Set problem: The records below must be output exactly, without pictures.

Material for this exercise:
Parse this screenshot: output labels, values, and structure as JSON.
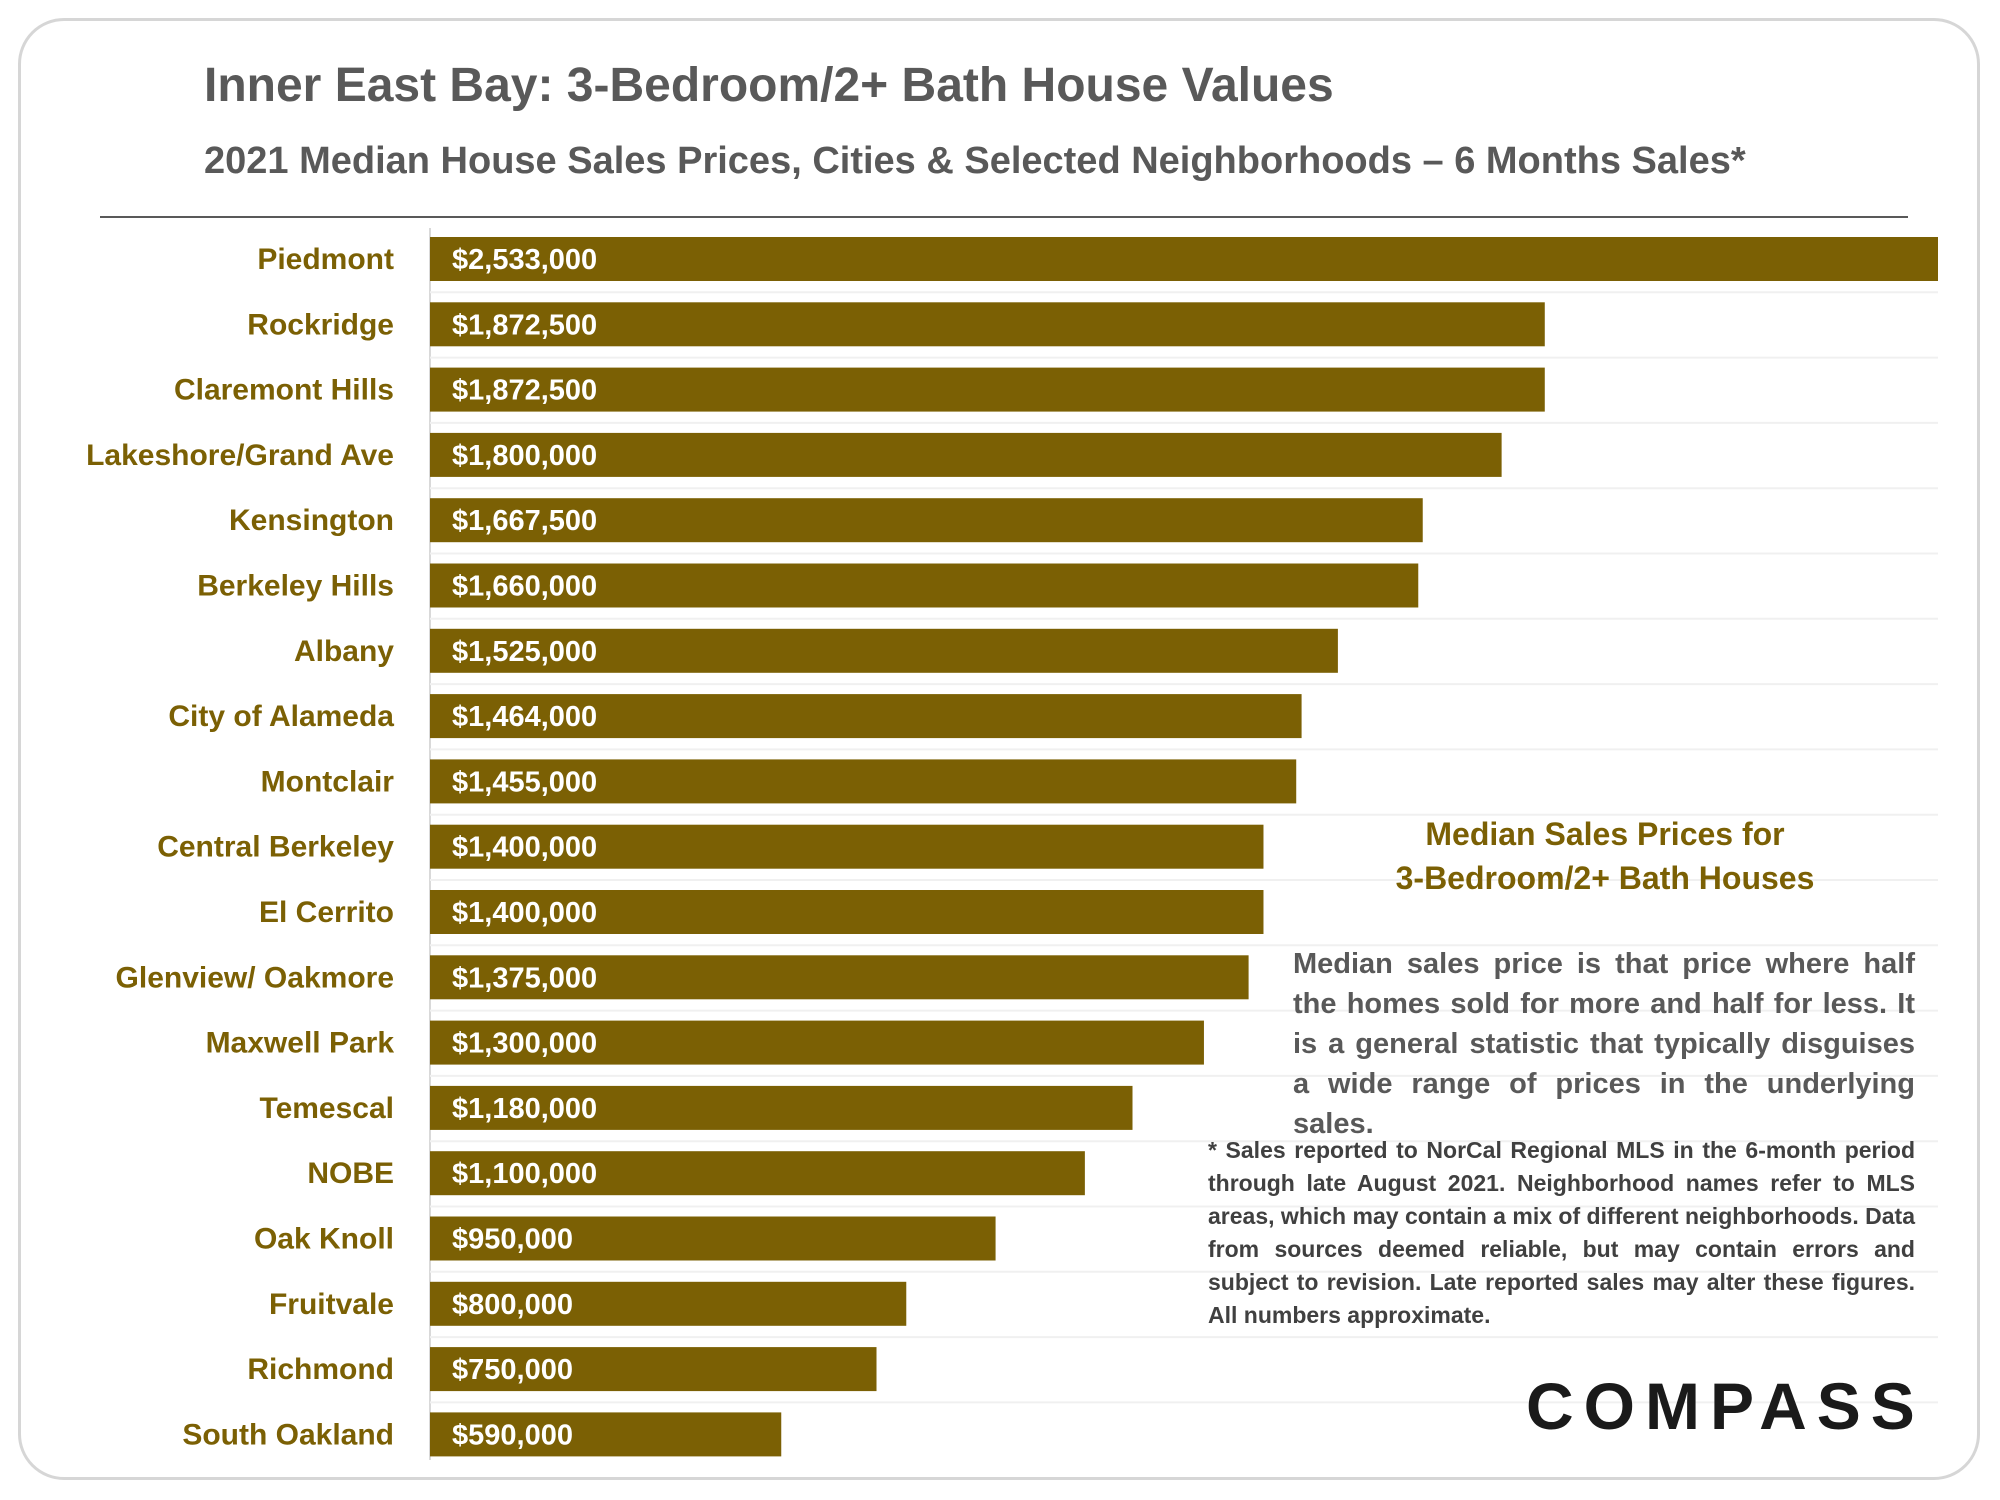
{
  "header": {
    "title": "Inner East Bay: 3-Bedroom/2+ Bath House Values",
    "subtitle": "2021 Median House Sales Prices, Cities & Selected Neighborhoods  – 6 Months Sales*"
  },
  "colors": {
    "bar": "#7b6004",
    "label": "#7b6004",
    "text": "#595959"
  },
  "chart_data": {
    "type": "bar",
    "orientation": "horizontal",
    "categories": [
      "Piedmont",
      "Rockridge",
      "Claremont Hills",
      "Lakeshore/Grand Ave",
      "Kensington",
      "Berkeley Hills",
      "Albany",
      "City of Alameda",
      "Montclair",
      "Central Berkeley",
      "El Cerrito",
      "Glenview/ Oakmore",
      "Maxwell Park",
      "Temescal",
      "NOBE",
      "Oak Knoll",
      "Fruitvale",
      "Richmond",
      "South Oakland"
    ],
    "values": [
      2533000,
      1872500,
      1872500,
      1800000,
      1667500,
      1660000,
      1525000,
      1464000,
      1455000,
      1400000,
      1400000,
      1375000,
      1300000,
      1180000,
      1100000,
      950000,
      800000,
      750000,
      590000
    ],
    "data_labels": [
      "$2,533,000",
      "$1,872,500",
      "$1,872,500",
      "$1,800,000",
      "$1,667,500",
      "$1,660,000",
      "$1,525,000",
      "$1,464,000",
      "$1,455,000",
      "$1,400,000",
      "$1,400,000",
      "$1,375,000",
      "$1,300,000",
      "$1,180,000",
      "$1,100,000",
      "$950,000",
      "$800,000",
      "$750,000",
      "$590,000"
    ],
    "xlim": [
      0,
      2533000
    ],
    "grid": false,
    "legend": "none"
  },
  "annotation": {
    "title_line1": "Median Sales Prices for",
    "title_line2": "3-Bedroom/2+ Bath Houses",
    "description": "Median sales price is that price where half the homes sold for more and half for less. It is a general statistic that typically disguises a wide range of prices in the underlying sales.",
    "footnote": "* Sales reported to NorCal Regional MLS in the 6-month period through late August 2021. Neighborhood names refer to MLS areas, which may contain a mix of different neighborhoods. Data from sources deemed reliable, but may contain errors and subject to revision. Late reported sales may alter these figures. All numbers approximate."
  },
  "branding": {
    "logo": "COMPASS"
  }
}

Answer in full:
Parse this screenshot: output labels, values, and structure as JSON.
{
  "header": {
    "title": "Inner East Bay: 3-Bedroom/2+ Bath House Values",
    "subtitle": "2021 Median House Sales Prices, Cities & Selected Neighborhoods  – 6 Months Sales*"
  },
  "colors": {
    "bar": "#7b6004",
    "label": "#7b6004",
    "text": "#595959"
  },
  "chart_data": {
    "type": "bar",
    "orientation": "horizontal",
    "categories": [
      "Piedmont",
      "Rockridge",
      "Claremont Hills",
      "Lakeshore/Grand Ave",
      "Kensington",
      "Berkeley Hills",
      "Albany",
      "City of Alameda",
      "Montclair",
      "Central Berkeley",
      "El Cerrito",
      "Glenview/ Oakmore",
      "Maxwell Park",
      "Temescal",
      "NOBE",
      "Oak Knoll",
      "Fruitvale",
      "Richmond",
      "South Oakland"
    ],
    "values": [
      2533000,
      1872500,
      1872500,
      1800000,
      1667500,
      1660000,
      1525000,
      1464000,
      1455000,
      1400000,
      1400000,
      1375000,
      1300000,
      1180000,
      1100000,
      950000,
      800000,
      750000,
      590000
    ],
    "data_labels": [
      "$2,533,000",
      "$1,872,500",
      "$1,872,500",
      "$1,800,000",
      "$1,667,500",
      "$1,660,000",
      "$1,525,000",
      "$1,464,000",
      "$1,455,000",
      "$1,400,000",
      "$1,400,000",
      "$1,375,000",
      "$1,300,000",
      "$1,180,000",
      "$1,100,000",
      "$950,000",
      "$800,000",
      "$750,000",
      "$590,000"
    ],
    "xlim": [
      0,
      2533000
    ],
    "grid": false,
    "legend": "none"
  },
  "annotation": {
    "title_line1": "Median Sales Prices for",
    "title_line2": "3-Bedroom/2+ Bath Houses",
    "description": "Median sales price is that price where half the homes sold for more and half for less. It is a general statistic that typically disguises a wide range of prices in the underlying sales.",
    "footnote": "* Sales reported to NorCal Regional MLS in the 6-month period through late August 2021. Neighborhood names refer to MLS areas, which may contain a mix of different neighborhoods. Data from sources deemed reliable, but may contain errors and subject to revision. Late reported sales may alter these figures. All numbers approximate."
  },
  "branding": {
    "logo": "COMPASS"
  }
}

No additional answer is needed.